--- Start ITEMS ---

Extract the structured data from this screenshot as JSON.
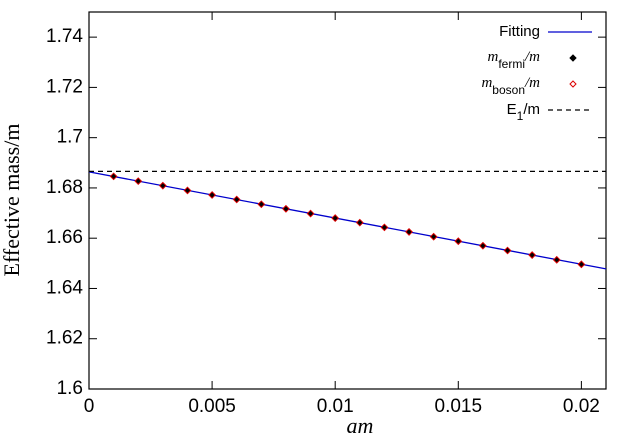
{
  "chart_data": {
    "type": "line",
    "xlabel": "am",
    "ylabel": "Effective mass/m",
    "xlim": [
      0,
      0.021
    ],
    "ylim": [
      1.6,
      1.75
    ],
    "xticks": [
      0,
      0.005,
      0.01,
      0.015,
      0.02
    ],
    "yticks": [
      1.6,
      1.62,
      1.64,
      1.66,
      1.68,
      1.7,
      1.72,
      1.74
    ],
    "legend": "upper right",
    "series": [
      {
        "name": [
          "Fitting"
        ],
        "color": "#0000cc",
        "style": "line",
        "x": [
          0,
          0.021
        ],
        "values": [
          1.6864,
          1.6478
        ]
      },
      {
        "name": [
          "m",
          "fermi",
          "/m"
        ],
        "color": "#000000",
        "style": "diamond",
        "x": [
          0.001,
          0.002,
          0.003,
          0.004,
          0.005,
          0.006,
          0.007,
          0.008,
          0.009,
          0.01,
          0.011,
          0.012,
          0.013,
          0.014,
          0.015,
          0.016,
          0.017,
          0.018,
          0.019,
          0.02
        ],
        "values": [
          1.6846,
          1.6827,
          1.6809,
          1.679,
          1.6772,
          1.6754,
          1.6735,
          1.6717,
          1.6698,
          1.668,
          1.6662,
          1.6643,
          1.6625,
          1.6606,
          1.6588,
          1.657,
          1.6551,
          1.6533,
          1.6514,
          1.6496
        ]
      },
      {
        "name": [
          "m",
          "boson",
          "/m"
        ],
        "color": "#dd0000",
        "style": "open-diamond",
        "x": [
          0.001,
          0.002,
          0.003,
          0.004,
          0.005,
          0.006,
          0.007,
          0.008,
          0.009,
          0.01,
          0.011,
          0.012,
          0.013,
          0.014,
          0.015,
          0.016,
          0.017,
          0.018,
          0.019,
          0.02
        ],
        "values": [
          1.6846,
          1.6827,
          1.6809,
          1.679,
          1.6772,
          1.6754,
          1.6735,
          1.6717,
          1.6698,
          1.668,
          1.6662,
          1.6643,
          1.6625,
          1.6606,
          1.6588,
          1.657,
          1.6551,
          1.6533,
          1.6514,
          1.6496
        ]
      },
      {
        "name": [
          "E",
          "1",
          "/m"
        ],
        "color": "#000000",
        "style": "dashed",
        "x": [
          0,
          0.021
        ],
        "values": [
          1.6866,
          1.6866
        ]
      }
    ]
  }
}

--- End ITEMS ---
--- Start ITEMS ---

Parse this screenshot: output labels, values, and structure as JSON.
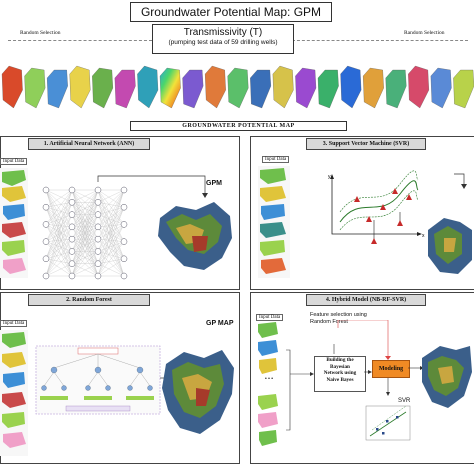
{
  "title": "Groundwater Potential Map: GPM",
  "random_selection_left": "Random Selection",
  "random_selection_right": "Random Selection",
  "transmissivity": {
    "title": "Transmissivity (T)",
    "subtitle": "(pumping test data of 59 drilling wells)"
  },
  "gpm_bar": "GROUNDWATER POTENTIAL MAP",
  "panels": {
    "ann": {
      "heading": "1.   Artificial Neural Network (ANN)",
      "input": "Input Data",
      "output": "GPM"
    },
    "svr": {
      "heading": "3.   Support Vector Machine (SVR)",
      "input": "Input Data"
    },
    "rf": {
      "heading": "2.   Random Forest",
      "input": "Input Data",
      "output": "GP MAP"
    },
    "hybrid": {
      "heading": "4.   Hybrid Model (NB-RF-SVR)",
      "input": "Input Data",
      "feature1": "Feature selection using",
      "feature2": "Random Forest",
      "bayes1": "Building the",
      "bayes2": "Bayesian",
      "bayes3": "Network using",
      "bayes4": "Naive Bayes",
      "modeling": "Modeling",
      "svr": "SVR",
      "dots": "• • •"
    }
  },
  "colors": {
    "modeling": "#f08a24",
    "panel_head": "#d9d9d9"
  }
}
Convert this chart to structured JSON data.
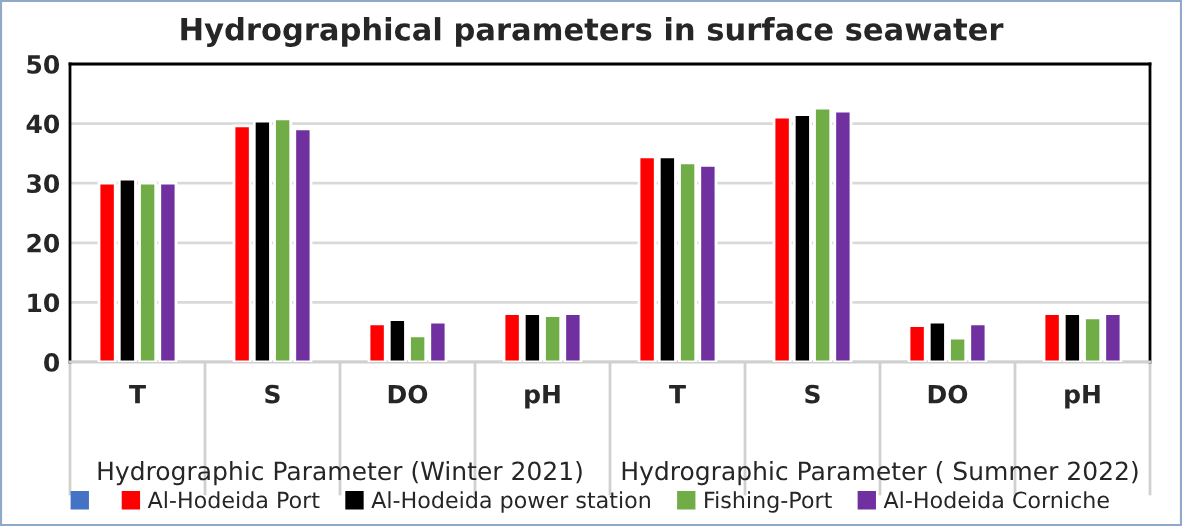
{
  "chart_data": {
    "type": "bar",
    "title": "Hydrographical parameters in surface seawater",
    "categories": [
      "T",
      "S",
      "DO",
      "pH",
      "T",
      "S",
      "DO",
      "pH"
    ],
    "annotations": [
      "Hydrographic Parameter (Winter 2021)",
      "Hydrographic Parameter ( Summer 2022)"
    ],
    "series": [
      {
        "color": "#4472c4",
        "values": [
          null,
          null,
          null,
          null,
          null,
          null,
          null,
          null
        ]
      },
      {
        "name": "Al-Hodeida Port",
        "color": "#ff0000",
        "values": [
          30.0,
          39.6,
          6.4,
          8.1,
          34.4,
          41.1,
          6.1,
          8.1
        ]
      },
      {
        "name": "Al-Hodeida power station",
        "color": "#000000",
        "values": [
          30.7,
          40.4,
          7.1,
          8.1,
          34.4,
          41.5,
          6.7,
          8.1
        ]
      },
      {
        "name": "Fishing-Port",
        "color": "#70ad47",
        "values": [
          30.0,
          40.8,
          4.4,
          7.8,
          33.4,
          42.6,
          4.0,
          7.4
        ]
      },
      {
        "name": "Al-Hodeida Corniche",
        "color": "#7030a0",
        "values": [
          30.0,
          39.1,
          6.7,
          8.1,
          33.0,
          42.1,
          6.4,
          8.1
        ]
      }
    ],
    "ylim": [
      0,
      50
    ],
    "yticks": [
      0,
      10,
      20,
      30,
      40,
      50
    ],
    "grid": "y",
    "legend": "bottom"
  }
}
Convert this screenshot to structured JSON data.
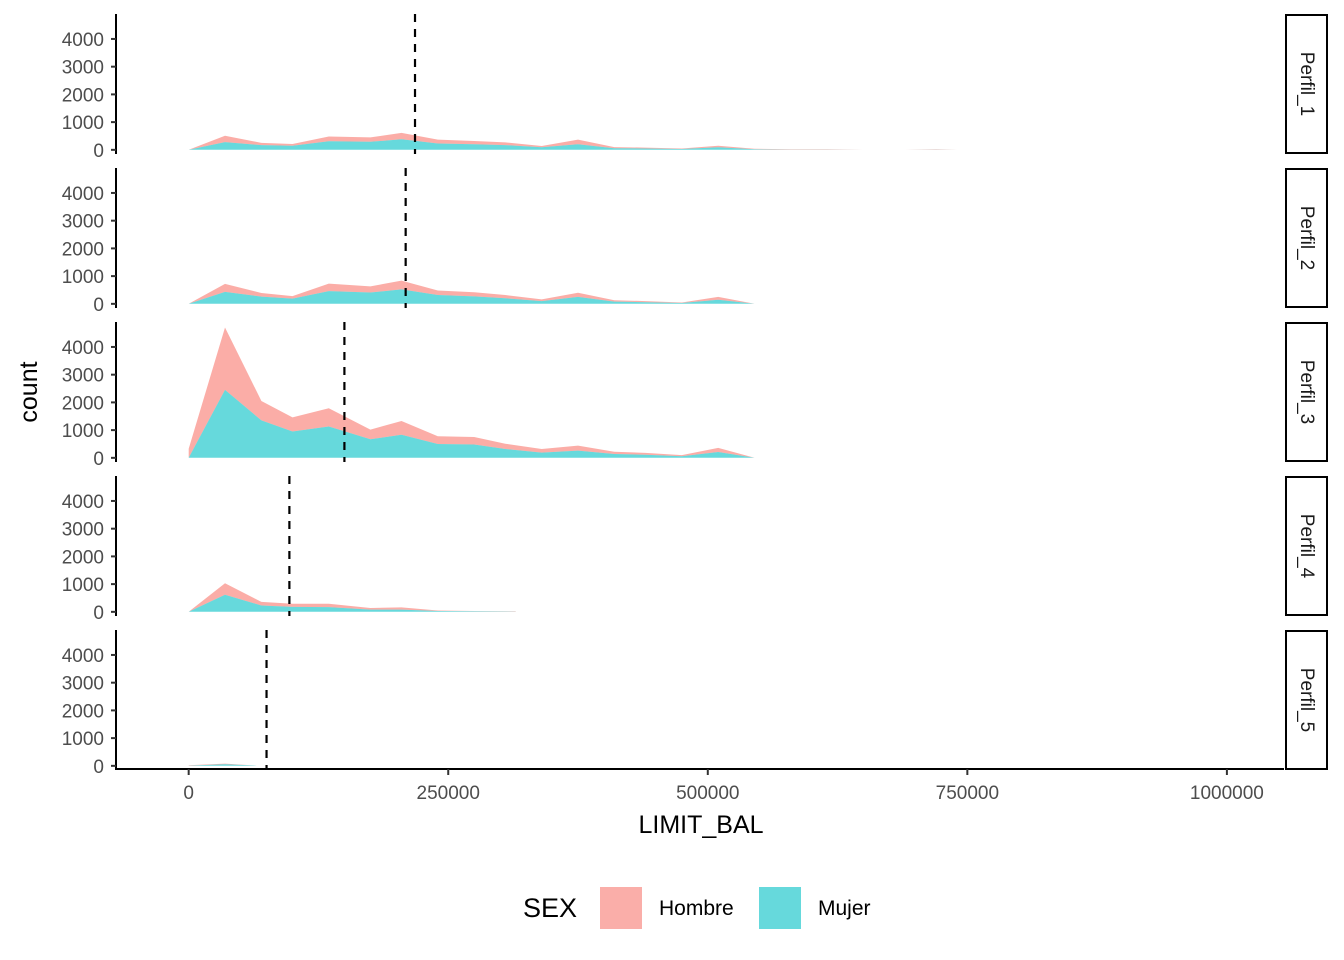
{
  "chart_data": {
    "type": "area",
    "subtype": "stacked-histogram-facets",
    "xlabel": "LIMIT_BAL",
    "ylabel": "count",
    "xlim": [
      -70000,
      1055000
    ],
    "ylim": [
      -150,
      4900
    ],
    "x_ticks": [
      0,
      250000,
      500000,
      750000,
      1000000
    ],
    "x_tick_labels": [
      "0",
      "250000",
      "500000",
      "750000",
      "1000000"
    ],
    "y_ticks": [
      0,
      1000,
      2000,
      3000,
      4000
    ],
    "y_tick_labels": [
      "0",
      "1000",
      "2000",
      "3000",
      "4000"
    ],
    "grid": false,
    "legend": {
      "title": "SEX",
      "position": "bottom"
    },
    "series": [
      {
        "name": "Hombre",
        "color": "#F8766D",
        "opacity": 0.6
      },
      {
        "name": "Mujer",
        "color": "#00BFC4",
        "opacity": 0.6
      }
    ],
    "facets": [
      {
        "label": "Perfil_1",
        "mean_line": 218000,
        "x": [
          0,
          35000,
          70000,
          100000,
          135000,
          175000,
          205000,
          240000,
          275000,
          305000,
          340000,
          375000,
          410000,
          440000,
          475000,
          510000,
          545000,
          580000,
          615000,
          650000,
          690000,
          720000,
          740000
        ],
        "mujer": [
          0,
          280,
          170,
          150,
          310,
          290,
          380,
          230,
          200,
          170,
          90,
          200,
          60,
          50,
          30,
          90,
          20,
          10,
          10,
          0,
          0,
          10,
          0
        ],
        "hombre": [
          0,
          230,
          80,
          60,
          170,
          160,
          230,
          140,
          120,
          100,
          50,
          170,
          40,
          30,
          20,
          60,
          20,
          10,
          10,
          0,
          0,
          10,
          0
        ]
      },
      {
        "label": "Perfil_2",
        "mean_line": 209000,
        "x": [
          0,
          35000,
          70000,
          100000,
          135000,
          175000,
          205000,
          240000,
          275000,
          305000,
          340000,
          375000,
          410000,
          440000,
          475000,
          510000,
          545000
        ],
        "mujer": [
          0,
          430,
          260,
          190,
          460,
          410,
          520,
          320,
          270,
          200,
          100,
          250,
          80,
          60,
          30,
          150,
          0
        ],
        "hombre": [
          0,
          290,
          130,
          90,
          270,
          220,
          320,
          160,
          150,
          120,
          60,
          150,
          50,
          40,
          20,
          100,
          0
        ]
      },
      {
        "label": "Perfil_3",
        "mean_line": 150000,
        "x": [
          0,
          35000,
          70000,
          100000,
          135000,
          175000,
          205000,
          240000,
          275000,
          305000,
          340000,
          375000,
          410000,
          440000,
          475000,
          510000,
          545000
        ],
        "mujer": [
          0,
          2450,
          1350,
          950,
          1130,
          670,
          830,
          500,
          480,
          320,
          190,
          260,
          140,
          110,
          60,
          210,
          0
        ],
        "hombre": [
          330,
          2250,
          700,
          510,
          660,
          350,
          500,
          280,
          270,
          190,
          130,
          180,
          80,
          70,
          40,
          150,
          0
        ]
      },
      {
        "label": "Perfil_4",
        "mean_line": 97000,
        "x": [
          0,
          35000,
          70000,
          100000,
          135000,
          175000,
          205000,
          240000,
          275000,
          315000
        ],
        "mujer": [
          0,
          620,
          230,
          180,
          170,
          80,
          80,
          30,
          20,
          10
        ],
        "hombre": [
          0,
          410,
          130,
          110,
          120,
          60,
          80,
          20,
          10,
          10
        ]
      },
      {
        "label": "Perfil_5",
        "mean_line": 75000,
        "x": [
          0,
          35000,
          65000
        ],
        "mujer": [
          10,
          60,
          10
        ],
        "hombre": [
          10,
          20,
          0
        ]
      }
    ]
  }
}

--- End ITEMS ---

GIVEN PROBLEM —
Write only the number of lines in the records that include the word "ylabel".

RESPONSE FOR THIS EXERCISE —
2